Tally the lines of the data that include the word "Time" and state the total, nothing else.

▶ [Data extracted from a collection]:
========================================

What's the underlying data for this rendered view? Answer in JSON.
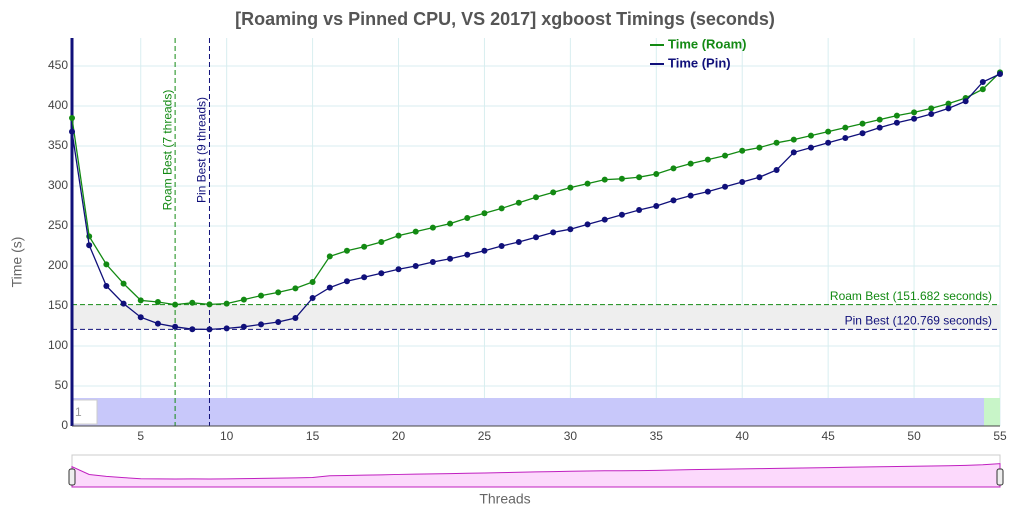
{
  "chart_data": {
    "type": "line",
    "title": "[Roaming vs Pinned CPU, VS 2017] xgboost Timings (seconds)",
    "x_label": "Threads",
    "y_label": "Time (s)",
    "x": [
      1,
      2,
      3,
      4,
      5,
      6,
      7,
      8,
      9,
      10,
      11,
      12,
      13,
      14,
      15,
      16,
      17,
      18,
      19,
      20,
      21,
      22,
      23,
      24,
      25,
      26,
      27,
      28,
      29,
      30,
      31,
      32,
      33,
      34,
      35,
      36,
      37,
      38,
      39,
      40,
      41,
      42,
      43,
      44,
      45,
      46,
      47,
      48,
      49,
      50,
      51,
      52,
      53,
      54,
      55
    ],
    "series": [
      {
        "name": "Time (Roam)",
        "color": "#138a13",
        "values": [
          385,
          237,
          202,
          178,
          157,
          155,
          151.682,
          154,
          152,
          153,
          158,
          163,
          167,
          172,
          180,
          212,
          219,
          224,
          230,
          238,
          243,
          248,
          253,
          260,
          266,
          272,
          279,
          286,
          292,
          298,
          303,
          308,
          309,
          311,
          315,
          322,
          328,
          333,
          338,
          344,
          348,
          354,
          358,
          363,
          368,
          373,
          378,
          383,
          388,
          392,
          397,
          403,
          410,
          421,
          442
        ]
      },
      {
        "name": "Time (Pin)",
        "color": "#10107a",
        "values": [
          368,
          226,
          175,
          153,
          136,
          128,
          124,
          121,
          120.769,
          122,
          124,
          127,
          130,
          135,
          160,
          173,
          181,
          186,
          191,
          196,
          200,
          205,
          209,
          214,
          219,
          225,
          230,
          236,
          242,
          246,
          252,
          258,
          264,
          270,
          275,
          282,
          288,
          293,
          299,
          305,
          311,
          320,
          342,
          348,
          354,
          360,
          366,
          373,
          379,
          384,
          390,
          397,
          406,
          430,
          440
        ]
      }
    ],
    "vlines": [
      {
        "value": 7,
        "label": "Roam Best (7 threads)",
        "color": "#138a13"
      },
      {
        "value": 9,
        "label": "Pin Best (9 threads)",
        "color": "#10107a"
      }
    ],
    "hlines": [
      {
        "value": 151.682,
        "label": "Roam Best (151.682 seconds)",
        "color": "#138a13"
      },
      {
        "value": 120.769,
        "label": "Pin Best (120.769 seconds)",
        "color": "#10107a"
      }
    ],
    "band_label": "1",
    "xlim": [
      1,
      55
    ],
    "ylim": [
      0,
      485
    ],
    "xticks": [
      5,
      10,
      15,
      20,
      25,
      30,
      35,
      40,
      45,
      50,
      55
    ],
    "yticks": [
      0,
      50,
      100,
      150,
      200,
      250,
      300,
      350,
      400,
      450
    ],
    "grid": true,
    "legend": "top-right"
  }
}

========================================

▶ [Result for this exercise]: 3